#### Dataset records
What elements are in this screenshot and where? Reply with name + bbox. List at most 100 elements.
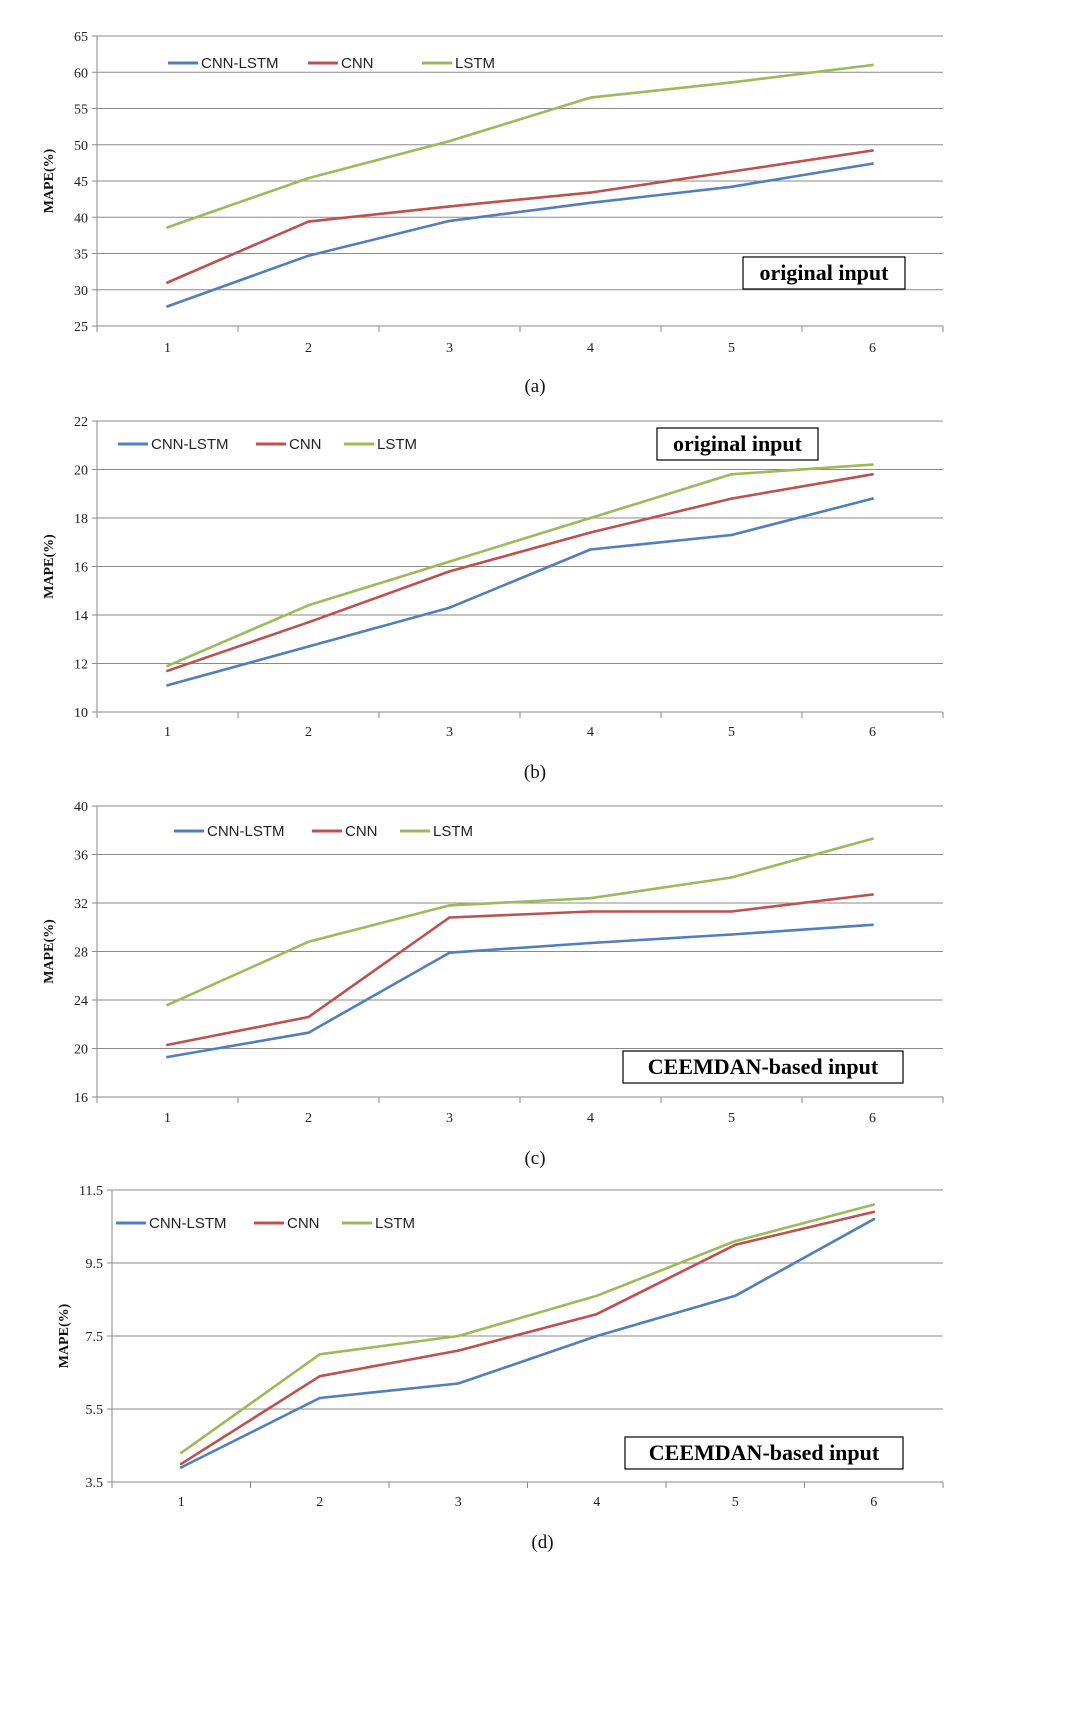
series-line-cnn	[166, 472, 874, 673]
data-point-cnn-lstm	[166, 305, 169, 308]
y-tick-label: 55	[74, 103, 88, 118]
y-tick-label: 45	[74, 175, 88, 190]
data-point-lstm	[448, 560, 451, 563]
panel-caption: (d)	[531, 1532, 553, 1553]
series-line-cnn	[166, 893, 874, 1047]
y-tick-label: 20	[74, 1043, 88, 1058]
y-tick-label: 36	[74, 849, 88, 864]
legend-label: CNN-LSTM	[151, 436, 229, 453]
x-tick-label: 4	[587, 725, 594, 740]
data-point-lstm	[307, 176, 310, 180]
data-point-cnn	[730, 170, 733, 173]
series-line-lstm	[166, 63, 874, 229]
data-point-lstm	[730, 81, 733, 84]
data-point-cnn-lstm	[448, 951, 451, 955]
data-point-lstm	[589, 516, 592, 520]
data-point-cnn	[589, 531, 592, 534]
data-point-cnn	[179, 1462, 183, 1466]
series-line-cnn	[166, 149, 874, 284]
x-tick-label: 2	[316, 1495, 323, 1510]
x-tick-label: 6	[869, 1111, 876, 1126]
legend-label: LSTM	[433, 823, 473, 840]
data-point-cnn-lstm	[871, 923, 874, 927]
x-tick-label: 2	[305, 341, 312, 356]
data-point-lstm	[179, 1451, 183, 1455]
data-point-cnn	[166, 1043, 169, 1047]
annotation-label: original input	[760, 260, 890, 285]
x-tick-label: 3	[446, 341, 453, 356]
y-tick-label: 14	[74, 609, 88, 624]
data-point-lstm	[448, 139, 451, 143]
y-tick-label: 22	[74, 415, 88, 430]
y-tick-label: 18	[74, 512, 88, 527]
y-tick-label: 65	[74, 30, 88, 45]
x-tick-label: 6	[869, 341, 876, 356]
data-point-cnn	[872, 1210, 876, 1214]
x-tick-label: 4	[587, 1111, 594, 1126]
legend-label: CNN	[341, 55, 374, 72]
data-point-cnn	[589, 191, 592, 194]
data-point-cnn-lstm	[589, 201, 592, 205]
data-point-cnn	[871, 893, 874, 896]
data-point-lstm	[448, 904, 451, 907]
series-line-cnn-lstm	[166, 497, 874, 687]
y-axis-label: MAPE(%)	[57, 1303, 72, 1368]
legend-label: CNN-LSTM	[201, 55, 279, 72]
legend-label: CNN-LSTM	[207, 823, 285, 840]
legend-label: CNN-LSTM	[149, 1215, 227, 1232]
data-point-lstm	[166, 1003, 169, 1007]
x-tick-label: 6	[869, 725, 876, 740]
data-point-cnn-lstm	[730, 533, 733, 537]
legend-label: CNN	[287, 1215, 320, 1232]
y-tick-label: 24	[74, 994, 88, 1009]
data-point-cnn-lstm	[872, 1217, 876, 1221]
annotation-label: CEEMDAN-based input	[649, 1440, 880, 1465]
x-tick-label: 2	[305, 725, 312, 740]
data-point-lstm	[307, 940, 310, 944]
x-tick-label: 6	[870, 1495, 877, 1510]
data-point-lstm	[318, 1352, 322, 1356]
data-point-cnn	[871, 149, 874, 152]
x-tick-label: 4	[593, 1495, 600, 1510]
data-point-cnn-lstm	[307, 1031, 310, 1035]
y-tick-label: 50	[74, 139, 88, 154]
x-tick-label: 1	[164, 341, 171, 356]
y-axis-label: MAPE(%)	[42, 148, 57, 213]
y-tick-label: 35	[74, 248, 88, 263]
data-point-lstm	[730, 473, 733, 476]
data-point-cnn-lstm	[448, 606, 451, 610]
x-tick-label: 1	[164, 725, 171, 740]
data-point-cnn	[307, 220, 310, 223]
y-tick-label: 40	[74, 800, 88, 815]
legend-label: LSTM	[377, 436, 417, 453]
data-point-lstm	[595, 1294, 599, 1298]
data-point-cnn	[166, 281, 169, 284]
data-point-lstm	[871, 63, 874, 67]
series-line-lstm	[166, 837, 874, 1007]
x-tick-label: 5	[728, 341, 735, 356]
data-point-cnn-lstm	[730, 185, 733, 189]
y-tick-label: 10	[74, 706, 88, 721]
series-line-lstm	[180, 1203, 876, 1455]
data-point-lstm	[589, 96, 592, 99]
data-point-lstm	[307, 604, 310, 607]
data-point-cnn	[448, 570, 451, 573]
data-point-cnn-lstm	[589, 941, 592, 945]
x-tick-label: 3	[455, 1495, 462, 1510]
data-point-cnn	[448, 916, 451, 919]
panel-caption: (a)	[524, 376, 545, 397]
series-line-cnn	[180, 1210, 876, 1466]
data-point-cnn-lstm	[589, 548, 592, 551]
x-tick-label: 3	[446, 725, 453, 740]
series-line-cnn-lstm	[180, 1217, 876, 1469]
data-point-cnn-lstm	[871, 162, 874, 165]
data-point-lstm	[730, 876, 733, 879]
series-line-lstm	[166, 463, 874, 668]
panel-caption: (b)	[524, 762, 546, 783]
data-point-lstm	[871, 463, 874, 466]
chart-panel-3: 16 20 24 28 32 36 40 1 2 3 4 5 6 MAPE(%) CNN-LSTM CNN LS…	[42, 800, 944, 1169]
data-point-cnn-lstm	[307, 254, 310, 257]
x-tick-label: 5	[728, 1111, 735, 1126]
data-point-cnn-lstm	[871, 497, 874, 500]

#### Written task
Rewrite the records above with every "legend-label" changed to "legend-entry" and nothing else altered. Omit the pictures.

#### Written answer
What elements are in this screenshot and where? Reply with name + bbox. List at most 100 elements.
series-line-cnn	[166, 472, 874, 673]
data-point-cnn-lstm	[166, 305, 169, 308]
y-tick-label: 55	[74, 103, 88, 118]
y-tick-label: 45	[74, 175, 88, 190]
data-point-lstm	[448, 560, 451, 563]
panel-caption: (d)	[531, 1532, 553, 1553]
series-line-cnn	[166, 893, 874, 1047]
y-tick-label: 20	[74, 1043, 88, 1058]
y-tick-label: 36	[74, 849, 88, 864]
legend-entry: CNN-LSTM	[151, 436, 229, 453]
x-tick-label: 4	[587, 725, 594, 740]
data-point-lstm	[307, 176, 310, 180]
data-point-cnn	[730, 170, 733, 173]
series-line-lstm	[166, 63, 874, 229]
data-point-lstm	[730, 81, 733, 84]
data-point-cnn-lstm	[448, 951, 451, 955]
data-point-lstm	[589, 516, 592, 520]
data-point-cnn	[589, 531, 592, 534]
data-point-cnn	[179, 1462, 183, 1466]
series-line-cnn	[166, 149, 874, 284]
x-tick-label: 2	[316, 1495, 323, 1510]
x-tick-label: 6	[869, 1111, 876, 1126]
legend-entry: LSTM	[433, 823, 473, 840]
data-point-cnn-lstm	[871, 923, 874, 927]
x-tick-label: 2	[305, 341, 312, 356]
data-point-lstm	[179, 1451, 183, 1455]
data-point-cnn	[166, 1043, 169, 1047]
annotation-label: original input	[760, 260, 890, 285]
x-tick-label: 3	[446, 341, 453, 356]
y-tick-label: 14	[74, 609, 88, 624]
data-point-lstm	[448, 139, 451, 143]
y-tick-label: 22	[74, 415, 88, 430]
y-tick-label: 18	[74, 512, 88, 527]
y-tick-label: 65	[74, 30, 88, 45]
x-tick-label: 6	[869, 341, 876, 356]
data-point-cnn	[872, 1210, 876, 1214]
x-tick-label: 4	[587, 1111, 594, 1126]
legend-entry: CNN	[341, 55, 374, 72]
data-point-cnn	[589, 191, 592, 194]
data-point-cnn-lstm	[589, 201, 592, 205]
data-point-cnn	[871, 893, 874, 896]
data-point-lstm	[448, 904, 451, 907]
series-line-cnn-lstm	[166, 497, 874, 687]
y-axis-label: MAPE(%)	[57, 1303, 72, 1368]
legend-entry: CNN-LSTM	[201, 55, 279, 72]
legend-entry: CNN-LSTM	[207, 823, 285, 840]
legend-entry: CNN-LSTM	[149, 1215, 227, 1232]
data-point-lstm	[166, 1003, 169, 1007]
x-tick-label: 6	[869, 725, 876, 740]
data-point-cnn-lstm	[730, 533, 733, 537]
legend-entry: CNN	[287, 1215, 320, 1232]
y-tick-label: 24	[74, 994, 88, 1009]
data-point-cnn-lstm	[872, 1217, 876, 1221]
annotation-label: CEEMDAN-based input	[649, 1440, 880, 1465]
x-tick-label: 2	[305, 725, 312, 740]
data-point-lstm	[307, 940, 310, 944]
x-tick-label: 6	[870, 1495, 877, 1510]
data-point-lstm	[318, 1352, 322, 1356]
data-point-cnn	[871, 149, 874, 152]
x-tick-label: 4	[593, 1495, 600, 1510]
data-point-cnn-lstm	[307, 1031, 310, 1035]
y-tick-label: 50	[74, 139, 88, 154]
x-tick-label: 1	[164, 341, 171, 356]
y-axis-label: MAPE(%)	[42, 148, 57, 213]
y-tick-label: 35	[74, 248, 88, 263]
data-point-lstm	[730, 473, 733, 476]
data-point-cnn-lstm	[448, 606, 451, 610]
x-tick-label: 1	[164, 725, 171, 740]
data-point-cnn	[307, 220, 310, 223]
y-tick-label: 40	[74, 800, 88, 815]
legend-entry: LSTM	[377, 436, 417, 453]
data-point-lstm	[595, 1294, 599, 1298]
data-point-cnn	[166, 281, 169, 284]
data-point-lstm	[871, 63, 874, 67]
series-line-lstm	[166, 837, 874, 1007]
x-tick-label: 5	[728, 341, 735, 356]
data-point-cnn-lstm	[730, 185, 733, 189]
y-tick-label: 10	[74, 706, 88, 721]
series-line-lstm	[180, 1203, 876, 1455]
data-point-lstm	[589, 96, 592, 99]
data-point-lstm	[307, 604, 310, 607]
data-point-cnn	[448, 570, 451, 573]
data-point-cnn-lstm	[589, 941, 592, 945]
x-tick-label: 3	[455, 1495, 462, 1510]
data-point-cnn	[448, 916, 451, 919]
panel-caption: (a)	[524, 376, 545, 397]
series-line-cnn	[180, 1210, 876, 1466]
data-point-cnn-lstm	[589, 548, 592, 551]
x-tick-label: 3	[446, 725, 453, 740]
series-line-cnn-lstm	[180, 1217, 876, 1469]
data-point-cnn-lstm	[871, 162, 874, 165]
data-point-lstm	[730, 876, 733, 879]
series-line-lstm	[166, 463, 874, 668]
panel-caption: (b)	[524, 762, 546, 783]
data-point-lstm	[871, 463, 874, 466]
chart-panel-3: 16 20 24 28 32 36 40 1 2 3 4 5 6 MAPE(%) CNN-LSTM CNN LS…	[42, 800, 944, 1169]
data-point-cnn-lstm	[307, 254, 310, 257]
x-tick-label: 5	[728, 1111, 735, 1126]
data-point-cnn-lstm	[871, 497, 874, 500]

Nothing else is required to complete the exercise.